--- Begin ---

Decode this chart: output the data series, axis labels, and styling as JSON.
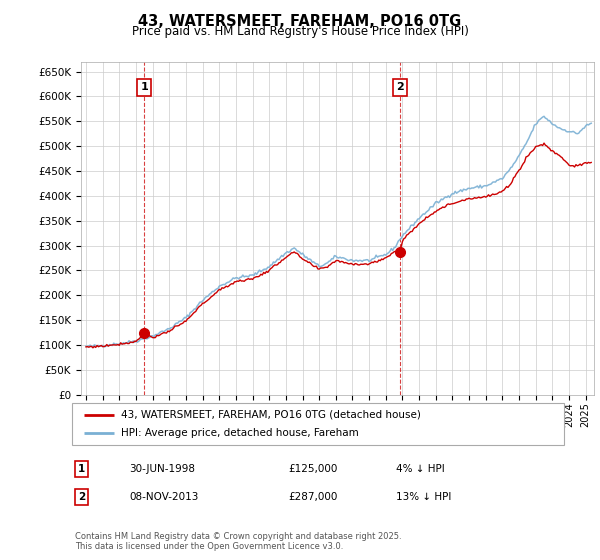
{
  "title": "43, WATERSMEET, FAREHAM, PO16 0TG",
  "subtitle": "Price paid vs. HM Land Registry's House Price Index (HPI)",
  "ylim": [
    0,
    670000
  ],
  "yticks": [
    0,
    50000,
    100000,
    150000,
    200000,
    250000,
    300000,
    350000,
    400000,
    450000,
    500000,
    550000,
    600000,
    650000
  ],
  "sale1_date": 1998.497,
  "sale1_price": 125000,
  "sale1_label": "1",
  "sale2_date": 2013.854,
  "sale2_price": 287000,
  "sale2_label": "2",
  "legend_line1": "43, WATERSMEET, FAREHAM, PO16 0TG (detached house)",
  "legend_line2": "HPI: Average price, detached house, Fareham",
  "footnote1": "Contains HM Land Registry data © Crown copyright and database right 2025.",
  "footnote2": "This data is licensed under the Open Government Licence v3.0.",
  "price_color": "#cc0000",
  "hpi_color": "#7ab0d4",
  "bg_color": "#ffffff",
  "grid_color": "#cccccc",
  "hpi_base_values": {
    "1995.0": 97000,
    "1996.0": 99000,
    "1997.0": 103000,
    "1998.0": 108000,
    "1999.0": 118000,
    "2000.0": 133000,
    "2001.0": 155000,
    "2002.0": 190000,
    "2003.0": 218000,
    "2004.0": 235000,
    "2005.0": 240000,
    "2006.0": 258000,
    "2007.0": 285000,
    "2007.5": 295000,
    "2008.0": 282000,
    "2009.0": 258000,
    "2009.5": 265000,
    "2010.0": 278000,
    "2011.0": 270000,
    "2012.0": 270000,
    "2013.0": 282000,
    "2013.5": 295000,
    "2014.0": 320000,
    "2015.0": 355000,
    "2016.0": 385000,
    "2017.0": 405000,
    "2018.0": 415000,
    "2019.0": 420000,
    "2020.0": 435000,
    "2020.5": 455000,
    "2021.0": 480000,
    "2021.5": 510000,
    "2022.0": 545000,
    "2022.5": 560000,
    "2023.0": 545000,
    "2023.5": 535000,
    "2024.0": 530000,
    "2024.5": 525000,
    "2025.0": 540000,
    "2025.3": 545000
  },
  "price_base_values": {
    "1995.0": 96000,
    "1996.0": 98000,
    "1997.0": 102000,
    "1998.0": 107000,
    "1998.497": 125000,
    "1999.0": 115000,
    "2000.0": 128000,
    "2001.0": 148000,
    "2002.0": 183000,
    "2003.0": 210000,
    "2004.0": 228000,
    "2005.0": 233000,
    "2006.0": 250000,
    "2007.0": 277000,
    "2007.5": 287000,
    "2008.0": 273000,
    "2009.0": 252000,
    "2009.5": 258000,
    "2010.0": 270000,
    "2011.0": 263000,
    "2012.0": 263000,
    "2013.0": 275000,
    "2013.5": 288000,
    "2013.854": 287000,
    "2014.0": 310000,
    "2015.0": 345000,
    "2016.0": 370000,
    "2017.0": 385000,
    "2018.0": 395000,
    "2019.0": 398000,
    "2020.0": 408000,
    "2020.5": 425000,
    "2021.0": 452000,
    "2021.5": 480000,
    "2022.0": 498000,
    "2022.5": 505000,
    "2023.0": 490000,
    "2023.5": 480000,
    "2024.0": 462000,
    "2024.5": 460000,
    "2025.0": 465000,
    "2025.3": 468000
  }
}
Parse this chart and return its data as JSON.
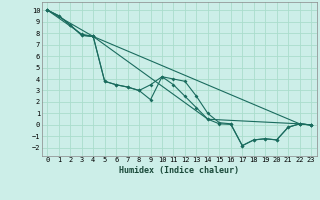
{
  "xlabel": "Humidex (Indice chaleur)",
  "background_color": "#cceee8",
  "grid_color": "#aaddcc",
  "line_color": "#1a6b5e",
  "xlim": [
    -0.5,
    23.5
  ],
  "ylim": [
    -2.7,
    10.7
  ],
  "xticks": [
    0,
    1,
    2,
    3,
    4,
    5,
    6,
    7,
    8,
    9,
    10,
    11,
    12,
    13,
    14,
    15,
    16,
    17,
    18,
    19,
    20,
    21,
    22,
    23
  ],
  "yticks": [
    -2,
    -1,
    0,
    1,
    2,
    3,
    4,
    5,
    6,
    7,
    8,
    9,
    10
  ],
  "series1_x": [
    0,
    1,
    2,
    3,
    4,
    5,
    6,
    7,
    8,
    9,
    10,
    11,
    12,
    13,
    14,
    15,
    16,
    17,
    18,
    19,
    20,
    21,
    22,
    23
  ],
  "series1_y": [
    10.0,
    9.5,
    8.7,
    7.8,
    7.7,
    3.8,
    3.5,
    3.3,
    3.0,
    2.2,
    4.2,
    4.0,
    3.8,
    2.5,
    1.0,
    0.2,
    0.1,
    -1.8,
    -1.3,
    -1.2,
    -1.3,
    -0.2,
    0.1,
    0.0
  ],
  "series2_x": [
    0,
    1,
    2,
    3,
    4,
    5,
    6,
    7,
    8,
    9,
    10,
    11,
    12,
    13,
    14,
    15,
    16,
    17,
    18,
    19,
    20,
    21,
    22,
    23
  ],
  "series2_y": [
    10.0,
    9.5,
    8.7,
    7.8,
    7.7,
    3.8,
    3.5,
    3.3,
    3.0,
    3.5,
    4.2,
    3.5,
    2.5,
    1.5,
    0.5,
    0.1,
    0.05,
    -1.8,
    -1.3,
    -1.2,
    -1.3,
    -0.2,
    0.1,
    0.0
  ],
  "series3_x": [
    0,
    3,
    4,
    22,
    23
  ],
  "series3_y": [
    10.0,
    7.9,
    7.7,
    0.1,
    0.0
  ],
  "series4_x": [
    0,
    4,
    14,
    22,
    23
  ],
  "series4_y": [
    10.0,
    7.7,
    0.5,
    0.1,
    0.0
  ]
}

--- End ---

The problem »
Only a number is expected here: the count of lines in the listing that hold the string "chart".

Correct answer »
2